▸ What you are asked to do:
Show every line in the records below that contains the word "JSON".

[Stored data]
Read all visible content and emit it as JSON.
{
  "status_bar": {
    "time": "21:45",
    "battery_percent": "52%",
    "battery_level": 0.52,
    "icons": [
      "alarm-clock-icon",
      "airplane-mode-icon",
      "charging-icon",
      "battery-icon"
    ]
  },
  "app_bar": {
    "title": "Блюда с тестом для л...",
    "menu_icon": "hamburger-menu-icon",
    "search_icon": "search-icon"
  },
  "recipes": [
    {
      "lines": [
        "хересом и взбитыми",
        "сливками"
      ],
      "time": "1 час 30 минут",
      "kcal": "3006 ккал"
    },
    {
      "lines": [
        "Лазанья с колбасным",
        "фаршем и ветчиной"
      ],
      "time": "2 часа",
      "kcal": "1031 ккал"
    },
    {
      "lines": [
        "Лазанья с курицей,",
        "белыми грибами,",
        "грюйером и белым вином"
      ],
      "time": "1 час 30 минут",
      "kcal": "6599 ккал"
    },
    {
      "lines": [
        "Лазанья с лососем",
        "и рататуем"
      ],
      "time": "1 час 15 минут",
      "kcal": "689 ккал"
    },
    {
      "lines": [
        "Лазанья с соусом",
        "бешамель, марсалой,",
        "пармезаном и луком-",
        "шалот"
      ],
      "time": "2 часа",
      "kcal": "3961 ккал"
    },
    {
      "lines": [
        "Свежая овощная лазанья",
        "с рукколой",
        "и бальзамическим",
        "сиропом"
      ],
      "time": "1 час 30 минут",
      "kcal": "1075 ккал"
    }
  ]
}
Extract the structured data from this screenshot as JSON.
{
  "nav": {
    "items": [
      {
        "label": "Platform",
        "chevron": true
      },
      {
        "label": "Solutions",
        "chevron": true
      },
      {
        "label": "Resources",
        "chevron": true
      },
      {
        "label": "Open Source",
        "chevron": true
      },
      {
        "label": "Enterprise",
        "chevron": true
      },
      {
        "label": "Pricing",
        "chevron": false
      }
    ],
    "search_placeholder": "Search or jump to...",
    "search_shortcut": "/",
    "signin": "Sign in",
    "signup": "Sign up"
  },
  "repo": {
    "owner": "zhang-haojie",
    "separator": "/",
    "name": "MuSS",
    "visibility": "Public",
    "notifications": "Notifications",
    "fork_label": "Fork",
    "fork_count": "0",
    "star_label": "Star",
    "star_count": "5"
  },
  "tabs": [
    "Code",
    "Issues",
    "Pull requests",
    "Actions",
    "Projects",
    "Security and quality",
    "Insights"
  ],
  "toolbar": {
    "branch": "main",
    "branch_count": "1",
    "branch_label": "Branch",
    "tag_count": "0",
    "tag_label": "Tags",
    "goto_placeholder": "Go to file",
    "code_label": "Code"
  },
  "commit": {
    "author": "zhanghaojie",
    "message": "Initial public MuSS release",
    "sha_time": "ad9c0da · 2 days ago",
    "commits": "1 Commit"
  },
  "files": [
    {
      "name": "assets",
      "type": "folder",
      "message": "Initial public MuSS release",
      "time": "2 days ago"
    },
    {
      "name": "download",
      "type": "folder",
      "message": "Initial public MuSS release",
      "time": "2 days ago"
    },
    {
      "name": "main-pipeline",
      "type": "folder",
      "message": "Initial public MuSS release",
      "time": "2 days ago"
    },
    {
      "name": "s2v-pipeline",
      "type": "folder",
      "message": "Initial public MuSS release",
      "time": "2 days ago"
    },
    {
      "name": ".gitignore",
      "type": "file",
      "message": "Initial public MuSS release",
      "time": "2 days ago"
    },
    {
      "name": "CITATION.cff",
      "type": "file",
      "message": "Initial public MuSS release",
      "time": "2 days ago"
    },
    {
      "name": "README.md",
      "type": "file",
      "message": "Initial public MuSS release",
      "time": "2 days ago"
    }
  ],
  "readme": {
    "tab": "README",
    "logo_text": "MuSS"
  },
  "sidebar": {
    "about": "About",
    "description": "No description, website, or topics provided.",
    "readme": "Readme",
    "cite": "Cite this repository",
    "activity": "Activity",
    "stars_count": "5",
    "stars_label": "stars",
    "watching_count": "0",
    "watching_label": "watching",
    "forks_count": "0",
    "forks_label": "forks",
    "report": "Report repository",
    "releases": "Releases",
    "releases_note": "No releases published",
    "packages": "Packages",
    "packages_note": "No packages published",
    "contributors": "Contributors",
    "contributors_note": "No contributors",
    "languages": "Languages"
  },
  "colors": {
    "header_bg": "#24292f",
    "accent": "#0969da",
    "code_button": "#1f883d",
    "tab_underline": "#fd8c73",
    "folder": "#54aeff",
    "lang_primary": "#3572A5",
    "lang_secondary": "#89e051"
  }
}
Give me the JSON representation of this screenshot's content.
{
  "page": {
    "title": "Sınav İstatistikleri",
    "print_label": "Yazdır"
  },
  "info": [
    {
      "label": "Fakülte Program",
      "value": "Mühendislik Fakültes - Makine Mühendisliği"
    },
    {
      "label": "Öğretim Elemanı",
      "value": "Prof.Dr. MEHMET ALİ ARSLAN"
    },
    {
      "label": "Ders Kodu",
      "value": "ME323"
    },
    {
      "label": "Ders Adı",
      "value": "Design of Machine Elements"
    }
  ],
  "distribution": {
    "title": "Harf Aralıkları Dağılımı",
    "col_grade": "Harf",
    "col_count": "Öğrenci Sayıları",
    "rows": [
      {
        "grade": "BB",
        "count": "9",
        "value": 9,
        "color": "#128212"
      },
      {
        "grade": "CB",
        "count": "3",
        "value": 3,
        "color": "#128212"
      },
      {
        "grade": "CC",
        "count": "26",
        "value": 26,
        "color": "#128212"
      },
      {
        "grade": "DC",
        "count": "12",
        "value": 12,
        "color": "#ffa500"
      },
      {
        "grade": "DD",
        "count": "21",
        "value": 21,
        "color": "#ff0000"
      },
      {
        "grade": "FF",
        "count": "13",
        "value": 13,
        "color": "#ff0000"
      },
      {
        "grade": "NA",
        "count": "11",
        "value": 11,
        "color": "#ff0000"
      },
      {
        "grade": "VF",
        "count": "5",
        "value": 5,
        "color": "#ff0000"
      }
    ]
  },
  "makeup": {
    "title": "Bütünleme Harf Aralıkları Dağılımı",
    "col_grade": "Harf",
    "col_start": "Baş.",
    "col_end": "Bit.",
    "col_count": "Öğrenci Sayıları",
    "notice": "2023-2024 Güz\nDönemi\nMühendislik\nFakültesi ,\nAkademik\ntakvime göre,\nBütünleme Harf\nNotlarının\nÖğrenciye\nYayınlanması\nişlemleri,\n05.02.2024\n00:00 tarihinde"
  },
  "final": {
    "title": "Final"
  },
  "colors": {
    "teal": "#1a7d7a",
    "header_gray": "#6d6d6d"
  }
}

▸ Complete response:
Read all visible content and emit it as JSON.
Extract the structured data from this screenshot as JSON.
Give me the JSON representation of this screenshot's content.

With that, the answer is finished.